Goal:
Transcribe the lines below verbatim, skipping the images.

────────────────

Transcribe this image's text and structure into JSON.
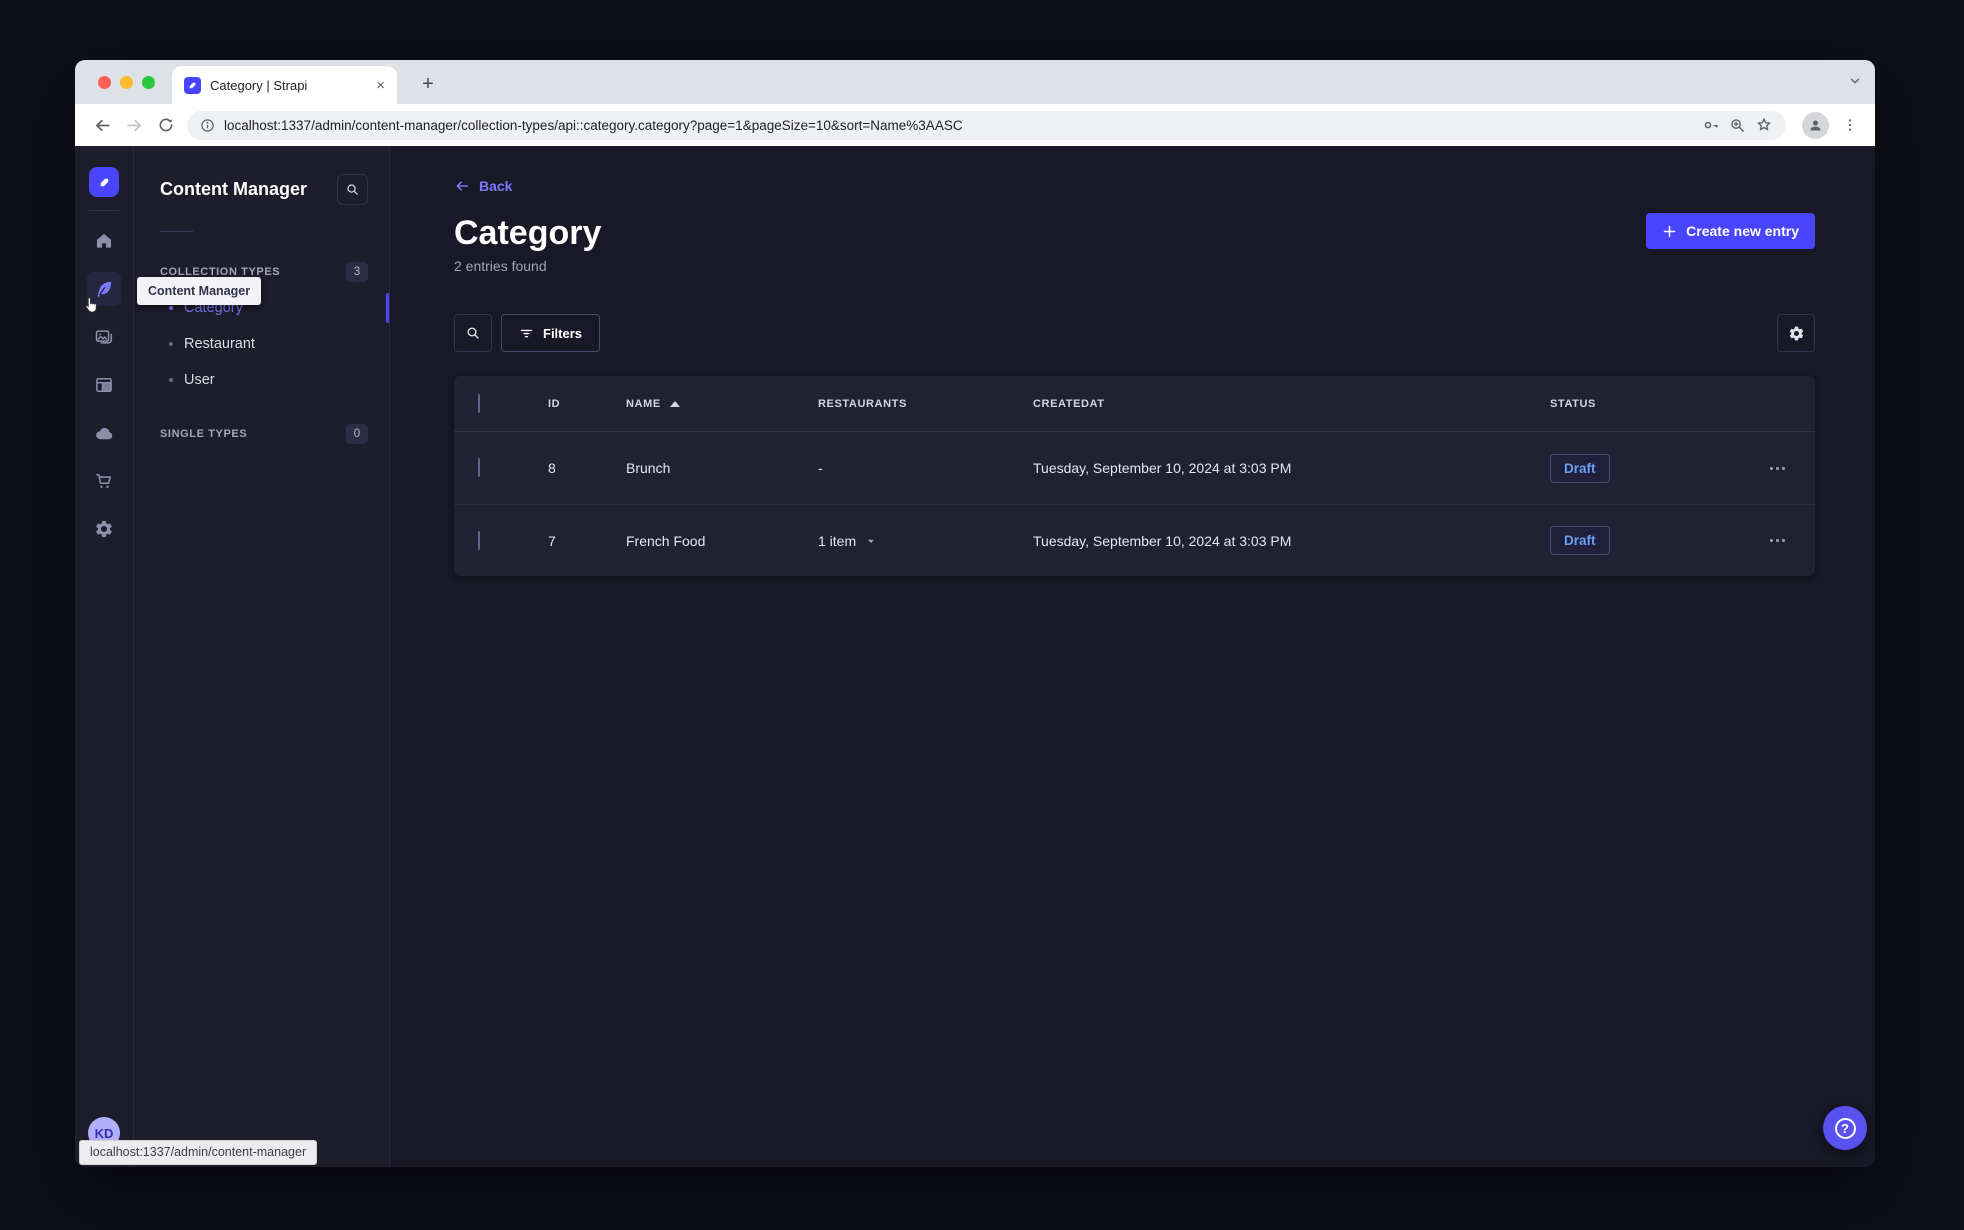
{
  "browser": {
    "tab_title": "Category | Strapi",
    "url": "localhost:1337/admin/content-manager/collection-types/api::category.category?page=1&pageSize=10&sort=Name%3AASC",
    "status_link": "localhost:1337/admin/content-manager",
    "new_tab_label": "+",
    "close_tab_label": "×"
  },
  "colors": {
    "accent": "#4945ff",
    "accent_light": "#7b79ff",
    "draft_text": "#699ff7",
    "app_background": "#181826",
    "panel_background": "#212134",
    "border": "#32324d"
  },
  "rail": {
    "icons": [
      "strapi-logo",
      "home",
      "content-manager",
      "media-library",
      "content-type-builder",
      "cloud",
      "marketplace",
      "settings"
    ],
    "active_icon": "content-manager",
    "tooltip": "Content Manager",
    "avatar_initials": "KD"
  },
  "subnav": {
    "title": "Content Manager",
    "collection_types": {
      "label": "COLLECTION TYPES",
      "count": "3",
      "items": [
        {
          "label": "Category",
          "active": true
        },
        {
          "label": "Restaurant",
          "active": false
        },
        {
          "label": "User",
          "active": false
        }
      ]
    },
    "single_types": {
      "label": "SINGLE TYPES",
      "count": "0"
    }
  },
  "main": {
    "back_label": "Back",
    "title": "Category",
    "subtitle": "2 entries found",
    "create_button": "Create new entry",
    "filters_button": "Filters",
    "table": {
      "headers": {
        "id": "ID",
        "name": "NAME",
        "restaurants": "RESTAURANTS",
        "createdat": "CREATEDAT",
        "status": "STATUS"
      },
      "rows": [
        {
          "id": "8",
          "name": "Brunch",
          "restaurants": "-",
          "createdat": "Tuesday, September 10, 2024 at 3:03 PM",
          "status": "Draft"
        },
        {
          "id": "7",
          "name": "French Food",
          "restaurants": "1 item",
          "createdat": "Tuesday, September 10, 2024 at 3:03 PM",
          "status": "Draft"
        }
      ]
    },
    "help_label": "?"
  }
}
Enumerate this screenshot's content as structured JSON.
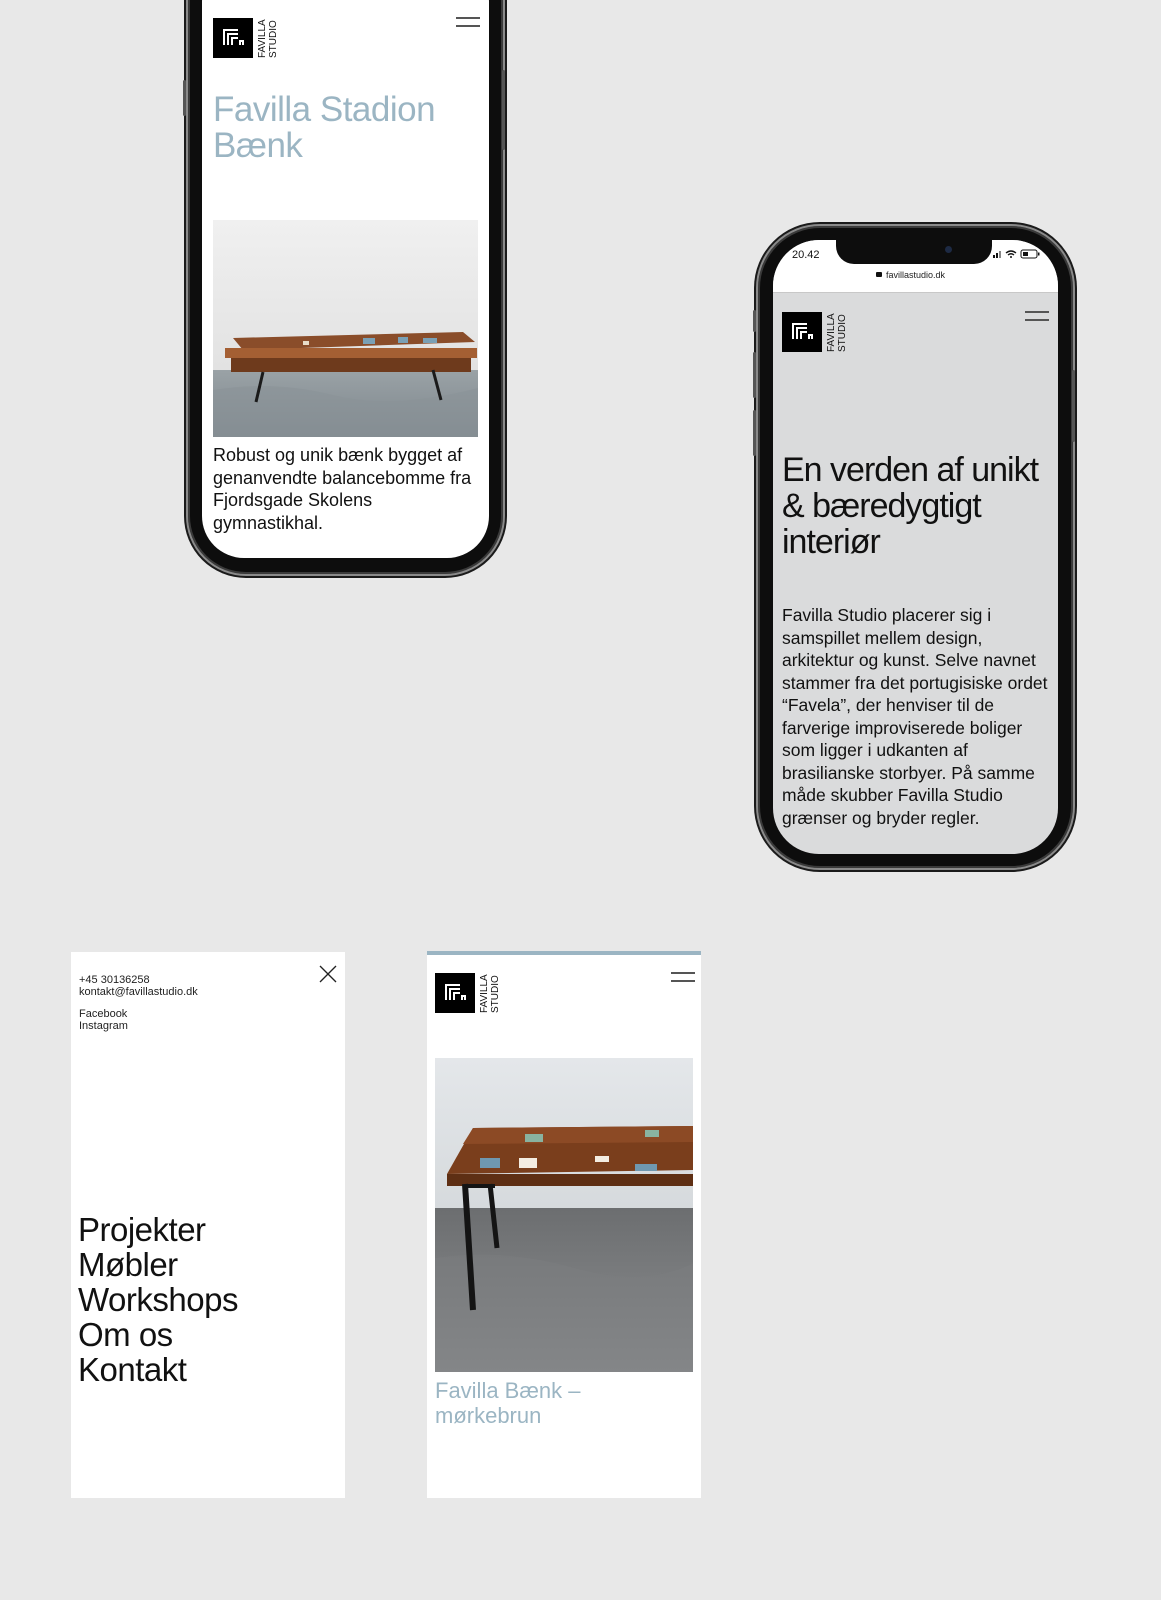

────────────────

Problem solution:
Transcribe this image's text and structure into JSON.
{
  "browser": {
    "tab_title": "Category | Strapi",
    "url": "localhost:1337/admin/content-manager/collection-types/api::category.category?page=1&pageSize=10&sort=Name%3AASC",
    "status_link": "localhost:1337/admin/content-manager",
    "new_tab_label": "+",
    "close_tab_label": "×"
  },
  "colors": {
    "accent": "#4945ff",
    "accent_light": "#7b79ff",
    "draft_text": "#699ff7",
    "app_background": "#181826",
    "panel_background": "#212134",
    "border": "#32324d"
  },
  "rail": {
    "icons": [
      "strapi-logo",
      "home",
      "content-manager",
      "media-library",
      "content-type-builder",
      "cloud",
      "marketplace",
      "settings"
    ],
    "active_icon": "content-manager",
    "tooltip": "Content Manager",
    "avatar_initials": "KD"
  },
  "subnav": {
    "title": "Content Manager",
    "collection_types": {
      "label": "COLLECTION TYPES",
      "count": "3",
      "items": [
        {
          "label": "Category",
          "active": true
        },
        {
          "label": "Restaurant",
          "active": false
        },
        {
          "label": "User",
          "active": false
        }
      ]
    },
    "single_types": {
      "label": "SINGLE TYPES",
      "count": "0"
    }
  },
  "main": {
    "back_label": "Back",
    "title": "Category",
    "subtitle": "2 entries found",
    "create_button": "Create new entry",
    "filters_button": "Filters",
    "table": {
      "headers": {
        "id": "ID",
        "name": "NAME",
        "restaurants": "RESTAURANTS",
        "createdat": "CREATEDAT",
        "status": "STATUS"
      },
      "rows": [
        {
          "id": "8",
          "name": "Brunch",
          "restaurants": "-",
          "createdat": "Tuesday, September 10, 2024 at 3:03 PM",
          "status": "Draft"
        },
        {
          "id": "7",
          "name": "French Food",
          "restaurants": "1 item",
          "createdat": "Tuesday, September 10, 2024 at 3:03 PM",
          "status": "Draft"
        }
      ]
    },
    "help_label": "?"
  }
}
Enumerate this screenshot's content as structured JSON.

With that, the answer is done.